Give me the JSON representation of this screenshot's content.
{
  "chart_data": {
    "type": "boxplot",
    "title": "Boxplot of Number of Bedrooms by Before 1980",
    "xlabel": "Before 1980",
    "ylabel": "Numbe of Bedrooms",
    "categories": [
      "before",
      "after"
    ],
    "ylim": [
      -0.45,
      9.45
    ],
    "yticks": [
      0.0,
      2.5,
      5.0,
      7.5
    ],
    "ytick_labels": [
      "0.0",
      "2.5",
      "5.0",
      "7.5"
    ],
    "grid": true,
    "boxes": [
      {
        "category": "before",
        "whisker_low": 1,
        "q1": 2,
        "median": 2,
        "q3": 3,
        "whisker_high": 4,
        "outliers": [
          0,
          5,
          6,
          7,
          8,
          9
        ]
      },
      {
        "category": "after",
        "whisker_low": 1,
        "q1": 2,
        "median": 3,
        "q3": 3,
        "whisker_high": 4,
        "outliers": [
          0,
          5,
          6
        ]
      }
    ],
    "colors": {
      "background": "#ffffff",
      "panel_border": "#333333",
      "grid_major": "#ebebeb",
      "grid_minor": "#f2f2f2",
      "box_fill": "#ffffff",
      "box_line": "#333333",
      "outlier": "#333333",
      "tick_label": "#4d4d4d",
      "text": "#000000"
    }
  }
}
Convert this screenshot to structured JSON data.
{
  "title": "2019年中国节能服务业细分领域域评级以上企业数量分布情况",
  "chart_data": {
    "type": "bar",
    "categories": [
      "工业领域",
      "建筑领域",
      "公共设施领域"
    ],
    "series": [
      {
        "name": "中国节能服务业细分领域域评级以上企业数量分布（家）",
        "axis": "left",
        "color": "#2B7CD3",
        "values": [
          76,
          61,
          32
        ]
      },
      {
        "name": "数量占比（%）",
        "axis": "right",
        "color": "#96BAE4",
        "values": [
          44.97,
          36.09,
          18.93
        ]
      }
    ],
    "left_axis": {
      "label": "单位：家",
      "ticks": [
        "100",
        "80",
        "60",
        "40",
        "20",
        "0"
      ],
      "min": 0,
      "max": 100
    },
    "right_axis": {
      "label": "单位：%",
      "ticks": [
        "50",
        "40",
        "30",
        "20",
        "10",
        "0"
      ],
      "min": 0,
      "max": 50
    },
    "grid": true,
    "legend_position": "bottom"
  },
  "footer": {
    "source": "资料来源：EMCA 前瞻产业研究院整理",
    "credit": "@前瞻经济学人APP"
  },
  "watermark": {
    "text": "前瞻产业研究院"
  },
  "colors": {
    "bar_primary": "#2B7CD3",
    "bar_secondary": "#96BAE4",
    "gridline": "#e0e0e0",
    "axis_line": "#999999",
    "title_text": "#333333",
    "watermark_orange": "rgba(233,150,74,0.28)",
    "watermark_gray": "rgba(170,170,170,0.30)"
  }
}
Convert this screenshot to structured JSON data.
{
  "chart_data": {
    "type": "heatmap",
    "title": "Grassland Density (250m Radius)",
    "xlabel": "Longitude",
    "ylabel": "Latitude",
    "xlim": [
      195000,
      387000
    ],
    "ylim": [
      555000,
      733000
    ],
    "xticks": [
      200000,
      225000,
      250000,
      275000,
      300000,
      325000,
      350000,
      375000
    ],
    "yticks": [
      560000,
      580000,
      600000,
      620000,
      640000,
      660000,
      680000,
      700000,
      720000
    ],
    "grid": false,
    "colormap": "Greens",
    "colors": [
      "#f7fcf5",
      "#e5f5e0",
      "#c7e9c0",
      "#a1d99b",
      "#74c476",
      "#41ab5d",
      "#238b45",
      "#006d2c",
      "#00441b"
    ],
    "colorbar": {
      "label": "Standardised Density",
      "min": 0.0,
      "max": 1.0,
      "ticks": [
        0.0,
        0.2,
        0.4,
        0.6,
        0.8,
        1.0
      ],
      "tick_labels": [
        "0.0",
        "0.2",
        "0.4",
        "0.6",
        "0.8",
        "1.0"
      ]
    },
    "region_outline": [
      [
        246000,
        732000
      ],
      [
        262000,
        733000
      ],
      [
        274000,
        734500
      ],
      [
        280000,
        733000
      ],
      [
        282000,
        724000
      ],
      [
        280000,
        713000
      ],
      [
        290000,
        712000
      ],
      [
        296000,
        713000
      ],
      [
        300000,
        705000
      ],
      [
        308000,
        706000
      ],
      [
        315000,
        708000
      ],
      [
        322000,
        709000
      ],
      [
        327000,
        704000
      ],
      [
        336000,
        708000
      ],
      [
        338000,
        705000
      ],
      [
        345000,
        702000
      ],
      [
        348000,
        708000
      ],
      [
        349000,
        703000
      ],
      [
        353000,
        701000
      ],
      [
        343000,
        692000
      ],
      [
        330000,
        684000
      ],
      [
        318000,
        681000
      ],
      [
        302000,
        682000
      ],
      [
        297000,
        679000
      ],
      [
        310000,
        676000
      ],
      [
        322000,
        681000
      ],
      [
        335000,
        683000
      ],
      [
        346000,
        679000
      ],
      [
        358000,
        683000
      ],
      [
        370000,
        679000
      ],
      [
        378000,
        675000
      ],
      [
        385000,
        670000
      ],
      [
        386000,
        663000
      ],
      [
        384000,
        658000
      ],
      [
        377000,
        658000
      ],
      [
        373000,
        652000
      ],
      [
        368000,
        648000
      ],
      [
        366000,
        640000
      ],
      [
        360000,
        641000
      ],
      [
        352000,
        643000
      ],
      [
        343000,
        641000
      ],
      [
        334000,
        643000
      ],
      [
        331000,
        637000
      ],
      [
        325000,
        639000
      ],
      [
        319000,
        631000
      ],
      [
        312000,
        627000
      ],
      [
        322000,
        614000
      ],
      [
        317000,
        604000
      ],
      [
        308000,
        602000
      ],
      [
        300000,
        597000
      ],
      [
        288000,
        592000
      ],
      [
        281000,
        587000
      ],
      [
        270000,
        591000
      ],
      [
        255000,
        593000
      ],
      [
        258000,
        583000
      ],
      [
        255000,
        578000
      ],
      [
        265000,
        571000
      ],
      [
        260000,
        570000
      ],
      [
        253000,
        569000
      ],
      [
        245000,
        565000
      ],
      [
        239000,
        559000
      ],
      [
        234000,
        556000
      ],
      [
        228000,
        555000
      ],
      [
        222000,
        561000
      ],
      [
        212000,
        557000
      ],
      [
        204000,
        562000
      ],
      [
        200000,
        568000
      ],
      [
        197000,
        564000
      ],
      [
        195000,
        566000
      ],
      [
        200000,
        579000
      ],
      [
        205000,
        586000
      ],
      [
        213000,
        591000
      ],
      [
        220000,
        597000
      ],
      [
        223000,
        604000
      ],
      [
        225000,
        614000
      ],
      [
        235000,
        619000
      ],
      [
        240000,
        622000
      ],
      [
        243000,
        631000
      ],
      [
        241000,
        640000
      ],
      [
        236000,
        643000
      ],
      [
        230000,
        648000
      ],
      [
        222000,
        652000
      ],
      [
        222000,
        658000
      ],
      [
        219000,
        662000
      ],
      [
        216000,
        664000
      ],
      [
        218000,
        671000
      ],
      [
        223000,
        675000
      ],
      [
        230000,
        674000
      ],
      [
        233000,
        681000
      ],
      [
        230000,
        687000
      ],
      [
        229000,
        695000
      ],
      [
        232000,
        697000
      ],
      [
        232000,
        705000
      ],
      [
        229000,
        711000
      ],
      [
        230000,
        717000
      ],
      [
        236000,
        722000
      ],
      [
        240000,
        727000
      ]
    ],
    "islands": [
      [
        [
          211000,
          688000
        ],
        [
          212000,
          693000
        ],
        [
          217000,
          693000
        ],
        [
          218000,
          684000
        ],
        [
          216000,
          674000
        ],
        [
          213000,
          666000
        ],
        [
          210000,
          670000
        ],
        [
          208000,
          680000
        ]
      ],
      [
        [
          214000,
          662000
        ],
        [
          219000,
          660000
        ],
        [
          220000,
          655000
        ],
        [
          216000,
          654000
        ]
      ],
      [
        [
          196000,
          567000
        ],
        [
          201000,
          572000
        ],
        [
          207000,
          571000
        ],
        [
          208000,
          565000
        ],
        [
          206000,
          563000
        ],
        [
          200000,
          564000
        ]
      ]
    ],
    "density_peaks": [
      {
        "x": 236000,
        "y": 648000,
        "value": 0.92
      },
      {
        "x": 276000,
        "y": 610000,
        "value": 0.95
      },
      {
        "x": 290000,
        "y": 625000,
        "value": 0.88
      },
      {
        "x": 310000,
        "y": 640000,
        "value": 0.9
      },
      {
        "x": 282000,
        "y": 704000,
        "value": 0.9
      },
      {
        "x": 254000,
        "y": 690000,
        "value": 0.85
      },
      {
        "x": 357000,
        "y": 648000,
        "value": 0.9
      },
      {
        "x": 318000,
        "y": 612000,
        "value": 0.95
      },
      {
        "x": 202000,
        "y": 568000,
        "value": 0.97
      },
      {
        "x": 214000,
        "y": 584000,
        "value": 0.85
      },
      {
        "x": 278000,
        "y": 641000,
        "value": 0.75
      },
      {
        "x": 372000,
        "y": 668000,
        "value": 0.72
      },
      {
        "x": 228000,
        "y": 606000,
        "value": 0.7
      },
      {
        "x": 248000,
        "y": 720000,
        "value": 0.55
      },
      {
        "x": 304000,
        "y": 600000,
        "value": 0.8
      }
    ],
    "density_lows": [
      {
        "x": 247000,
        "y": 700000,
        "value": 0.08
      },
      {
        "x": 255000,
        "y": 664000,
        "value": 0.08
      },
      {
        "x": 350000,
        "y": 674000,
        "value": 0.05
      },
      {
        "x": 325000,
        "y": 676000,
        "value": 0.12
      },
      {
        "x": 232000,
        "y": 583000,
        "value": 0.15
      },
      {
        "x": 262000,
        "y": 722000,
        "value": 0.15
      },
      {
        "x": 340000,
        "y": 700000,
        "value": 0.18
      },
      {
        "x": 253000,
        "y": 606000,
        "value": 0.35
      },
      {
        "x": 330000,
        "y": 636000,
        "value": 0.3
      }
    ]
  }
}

* Instructions for the task: Look through the entries above. Extract each line with the word "name".

* Result for this task:
        "name": "中国节能服务业细分领域域评级以上企业数量分布（家）",
        "name": "数量占比（%）",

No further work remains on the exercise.